Collected data entries:
● ● ● ● ●
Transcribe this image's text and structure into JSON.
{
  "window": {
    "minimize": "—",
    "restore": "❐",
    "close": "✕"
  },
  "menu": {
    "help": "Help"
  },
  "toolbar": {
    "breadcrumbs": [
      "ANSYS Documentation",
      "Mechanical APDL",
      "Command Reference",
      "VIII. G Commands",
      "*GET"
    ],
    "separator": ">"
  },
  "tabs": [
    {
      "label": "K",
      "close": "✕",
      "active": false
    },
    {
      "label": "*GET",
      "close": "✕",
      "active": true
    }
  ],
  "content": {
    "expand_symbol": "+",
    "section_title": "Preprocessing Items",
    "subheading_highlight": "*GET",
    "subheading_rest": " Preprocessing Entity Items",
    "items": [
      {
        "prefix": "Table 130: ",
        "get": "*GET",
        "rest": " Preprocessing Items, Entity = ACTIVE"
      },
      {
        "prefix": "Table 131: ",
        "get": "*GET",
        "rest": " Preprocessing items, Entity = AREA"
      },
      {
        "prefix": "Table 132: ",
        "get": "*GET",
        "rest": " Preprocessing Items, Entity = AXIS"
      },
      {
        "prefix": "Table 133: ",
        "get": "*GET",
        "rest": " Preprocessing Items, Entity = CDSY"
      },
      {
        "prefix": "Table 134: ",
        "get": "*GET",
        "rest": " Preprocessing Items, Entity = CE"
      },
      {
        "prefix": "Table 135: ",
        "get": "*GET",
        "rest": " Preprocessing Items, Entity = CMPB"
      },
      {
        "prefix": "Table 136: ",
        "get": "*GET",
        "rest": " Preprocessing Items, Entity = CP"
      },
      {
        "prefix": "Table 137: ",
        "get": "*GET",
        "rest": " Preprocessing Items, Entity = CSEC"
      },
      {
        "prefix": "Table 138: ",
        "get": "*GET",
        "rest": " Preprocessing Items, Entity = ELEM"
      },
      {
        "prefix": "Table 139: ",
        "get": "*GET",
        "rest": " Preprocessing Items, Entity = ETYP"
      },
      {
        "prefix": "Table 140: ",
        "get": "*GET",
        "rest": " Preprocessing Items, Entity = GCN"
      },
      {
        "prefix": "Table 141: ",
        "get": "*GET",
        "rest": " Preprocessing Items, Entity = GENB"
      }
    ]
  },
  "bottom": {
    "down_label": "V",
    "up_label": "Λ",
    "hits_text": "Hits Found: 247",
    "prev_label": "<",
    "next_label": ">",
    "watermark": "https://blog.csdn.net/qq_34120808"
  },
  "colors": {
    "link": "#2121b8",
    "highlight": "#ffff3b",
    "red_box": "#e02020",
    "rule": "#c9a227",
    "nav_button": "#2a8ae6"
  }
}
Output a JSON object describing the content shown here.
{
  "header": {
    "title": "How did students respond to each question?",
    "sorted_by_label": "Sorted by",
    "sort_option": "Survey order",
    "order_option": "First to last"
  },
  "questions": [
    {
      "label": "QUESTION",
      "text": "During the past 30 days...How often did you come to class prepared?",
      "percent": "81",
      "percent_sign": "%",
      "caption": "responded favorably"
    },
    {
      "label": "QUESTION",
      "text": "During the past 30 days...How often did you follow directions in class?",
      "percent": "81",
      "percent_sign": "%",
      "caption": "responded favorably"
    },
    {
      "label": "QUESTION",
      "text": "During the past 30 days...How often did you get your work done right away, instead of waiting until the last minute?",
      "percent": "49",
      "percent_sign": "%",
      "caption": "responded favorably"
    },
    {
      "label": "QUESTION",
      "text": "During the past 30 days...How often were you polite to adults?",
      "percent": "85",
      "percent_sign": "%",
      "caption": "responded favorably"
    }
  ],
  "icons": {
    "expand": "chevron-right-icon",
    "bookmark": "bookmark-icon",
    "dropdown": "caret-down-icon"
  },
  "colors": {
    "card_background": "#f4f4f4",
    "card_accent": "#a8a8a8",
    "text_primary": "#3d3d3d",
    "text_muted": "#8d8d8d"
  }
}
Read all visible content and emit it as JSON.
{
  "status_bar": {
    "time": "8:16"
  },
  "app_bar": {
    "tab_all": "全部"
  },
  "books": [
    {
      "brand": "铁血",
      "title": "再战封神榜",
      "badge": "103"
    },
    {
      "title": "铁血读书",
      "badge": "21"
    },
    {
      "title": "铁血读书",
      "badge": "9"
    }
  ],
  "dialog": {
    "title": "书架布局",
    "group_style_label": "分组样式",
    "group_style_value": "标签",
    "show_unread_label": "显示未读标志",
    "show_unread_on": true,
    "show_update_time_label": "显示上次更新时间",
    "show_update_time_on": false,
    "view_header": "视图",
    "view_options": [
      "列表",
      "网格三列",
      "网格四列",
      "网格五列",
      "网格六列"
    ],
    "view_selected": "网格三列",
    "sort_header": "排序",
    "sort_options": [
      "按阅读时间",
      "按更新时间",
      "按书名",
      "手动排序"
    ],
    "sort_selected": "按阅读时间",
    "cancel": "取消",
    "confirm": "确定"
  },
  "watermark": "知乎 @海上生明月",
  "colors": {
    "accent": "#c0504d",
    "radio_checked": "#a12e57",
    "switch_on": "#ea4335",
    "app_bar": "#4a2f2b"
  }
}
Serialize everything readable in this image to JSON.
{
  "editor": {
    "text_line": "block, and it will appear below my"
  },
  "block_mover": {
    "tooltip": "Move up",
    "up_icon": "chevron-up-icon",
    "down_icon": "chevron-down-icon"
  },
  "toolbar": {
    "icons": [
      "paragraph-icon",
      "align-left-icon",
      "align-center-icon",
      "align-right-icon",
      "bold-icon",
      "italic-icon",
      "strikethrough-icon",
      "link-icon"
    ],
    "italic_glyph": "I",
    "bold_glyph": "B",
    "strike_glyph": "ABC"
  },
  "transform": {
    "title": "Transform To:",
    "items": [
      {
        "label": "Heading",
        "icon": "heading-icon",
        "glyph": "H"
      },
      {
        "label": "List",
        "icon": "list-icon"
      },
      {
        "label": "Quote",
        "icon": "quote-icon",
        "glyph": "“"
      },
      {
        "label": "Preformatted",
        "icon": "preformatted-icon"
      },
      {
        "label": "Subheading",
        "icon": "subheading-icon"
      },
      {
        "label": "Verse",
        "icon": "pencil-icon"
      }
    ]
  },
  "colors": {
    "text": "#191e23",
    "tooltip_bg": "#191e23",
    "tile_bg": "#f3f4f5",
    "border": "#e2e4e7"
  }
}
● ● ● ● ●
Work to complete
Print all of the entries again, exactly as written.

Response to this exercise
Transcribe this image's text and structure into JSON.
{
  "window": {
    "minimize": "—",
    "restore": "❐",
    "close": "✕"
  },
  "menu": {
    "help": "Help"
  },
  "toolbar": {
    "breadcrumbs": [
      "ANSYS Documentation",
      "Mechanical APDL",
      "Command Reference",
      "VIII. G Commands",
      "*GET"
    ],
    "separator": ">"
  },
  "tabs": [
    {
      "label": "K",
      "close": "✕",
      "active": false
    },
    {
      "label": "*GET",
      "close": "✕",
      "active": true
    }
  ],
  "content": {
    "expand_symbol": "+",
    "section_title": "Preprocessing Items",
    "subheading_highlight": "*GET",
    "subheading_rest": " Preprocessing Entity Items",
    "items": [
      {
        "prefix": "Table 130: ",
        "get": "*GET",
        "rest": " Preprocessing Items, Entity = ACTIVE"
      },
      {
        "prefix": "Table 131: ",
        "get": "*GET",
        "rest": " Preprocessing items, Entity = AREA"
      },
      {
        "prefix": "Table 132: ",
        "get": "*GET",
        "rest": " Preprocessing Items, Entity = AXIS"
      },
      {
        "prefix": "Table 133: ",
        "get": "*GET",
        "rest": " Preprocessing Items, Entity = CDSY"
      },
      {
        "prefix": "Table 134: ",
        "get": "*GET",
        "rest": " Preprocessing Items, Entity = CE"
      },
      {
        "prefix": "Table 135: ",
        "get": "*GET",
        "rest": " Preprocessing Items, Entity = CMPB"
      },
      {
        "prefix": "Table 136: ",
        "get": "*GET",
        "rest": " Preprocessing Items, Entity = CP"
      },
      {
        "prefix": "Table 137: ",
        "get": "*GET",
        "rest": " Preprocessing Items, Entity = CSEC"
      },
      {
        "prefix": "Table 138: ",
        "get": "*GET",
        "rest": " Preprocessing Items, Entity = ELEM"
      },
      {
        "prefix": "Table 139: ",
        "get": "*GET",
        "rest": " Preprocessing Items, Entity = ETYP"
      },
      {
        "prefix": "Table 140: ",
        "get": "*GET",
        "rest": " Preprocessing Items, Entity = GCN"
      },
      {
        "prefix": "Table 141: ",
        "get": "*GET",
        "rest": " Preprocessing Items, Entity = GENB"
      }
    ]
  },
  "bottom": {
    "down_label": "V",
    "up_label": "Λ",
    "hits_text": "Hits Found: 247",
    "prev_label": "<",
    "next_label": ">",
    "watermark": "https://blog.csdn.net/qq_34120808"
  },
  "colors": {
    "link": "#2121b8",
    "highlight": "#ffff3b",
    "red_box": "#e02020",
    "rule": "#c9a227",
    "nav_button": "#2a8ae6"
  }
}
Output a JSON object describing the content shown here.
{
  "header": {
    "title": "How did students respond to each question?",
    "sorted_by_label": "Sorted by",
    "sort_option": "Survey order",
    "order_option": "First to last"
  },
  "questions": [
    {
      "label": "QUESTION",
      "text": "During the past 30 days...How often did you come to class prepared?",
      "percent": "81",
      "percent_sign": "%",
      "caption": "responded favorably"
    },
    {
      "label": "QUESTION",
      "text": "During the past 30 days...How often did you follow directions in class?",
      "percent": "81",
      "percent_sign": "%",
      "caption": "responded favorably"
    },
    {
      "label": "QUESTION",
      "text": "During the past 30 days...How often did you get your work done right away, instead of waiting until the last minute?",
      "percent": "49",
      "percent_sign": "%",
      "caption": "responded favorably"
    },
    {
      "label": "QUESTION",
      "text": "During the past 30 days...How often were you polite to adults?",
      "percent": "85",
      "percent_sign": "%",
      "caption": "responded favorably"
    }
  ],
  "icons": {
    "expand": "chevron-right-icon",
    "bookmark": "bookmark-icon",
    "dropdown": "caret-down-icon"
  },
  "colors": {
    "card_background": "#f4f4f4",
    "card_accent": "#a8a8a8",
    "text_primary": "#3d3d3d",
    "text_muted": "#8d8d8d"
  }
}
Read all visible content and emit it as JSON.
{
  "status_bar": {
    "time": "8:16"
  },
  "app_bar": {
    "tab_all": "全部"
  },
  "books": [
    {
      "brand": "铁血",
      "title": "再战封神榜",
      "badge": "103"
    },
    {
      "title": "铁血读书",
      "badge": "21"
    },
    {
      "title": "铁血读书",
      "badge": "9"
    }
  ],
  "dialog": {
    "title": "书架布局",
    "group_style_label": "分组样式",
    "group_style_value": "标签",
    "show_unread_label": "显示未读标志",
    "show_unread_on": true,
    "show_update_time_label": "显示上次更新时间",
    "show_update_time_on": false,
    "view_header": "视图",
    "view_options": [
      "列表",
      "网格三列",
      "网格四列",
      "网格五列",
      "网格六列"
    ],
    "view_selected": "网格三列",
    "sort_header": "排序",
    "sort_options": [
      "按阅读时间",
      "按更新时间",
      "按书名",
      "手动排序"
    ],
    "sort_selected": "按阅读时间",
    "cancel": "取消",
    "confirm": "确定"
  },
  "watermark": "知乎 @海上生明月",
  "colors": {
    "accent": "#c0504d",
    "radio_checked": "#a12e57",
    "switch_on": "#ea4335",
    "app_bar": "#4a2f2b"
  }
}
Serialize everything readable in this image to JSON.
{
  "editor": {
    "text_line": "block, and it will appear below my"
  },
  "block_mover": {
    "tooltip": "Move up",
    "up_icon": "chevron-up-icon",
    "down_icon": "chevron-down-icon"
  },
  "toolbar": {
    "icons": [
      "paragraph-icon",
      "align-left-icon",
      "align-center-icon",
      "align-right-icon",
      "bold-icon",
      "italic-icon",
      "strikethrough-icon",
      "link-icon"
    ],
    "italic_glyph": "I",
    "bold_glyph": "B",
    "strike_glyph": "ABC"
  },
  "transform": {
    "title": "Transform To:",
    "items": [
      {
        "label": "Heading",
        "icon": "heading-icon",
        "glyph": "H"
      },
      {
        "label": "List",
        "icon": "list-icon"
      },
      {
        "label": "Quote",
        "icon": "quote-icon",
        "glyph": "“"
      },
      {
        "label": "Preformatted",
        "icon": "preformatted-icon"
      },
      {
        "label": "Subheading",
        "icon": "subheading-icon"
      },
      {
        "label": "Verse",
        "icon": "pencil-icon"
      }
    ]
  },
  "colors": {
    "text": "#191e23",
    "tooltip_bg": "#191e23",
    "tile_bg": "#f3f4f5",
    "border": "#e2e4e7"
  }
}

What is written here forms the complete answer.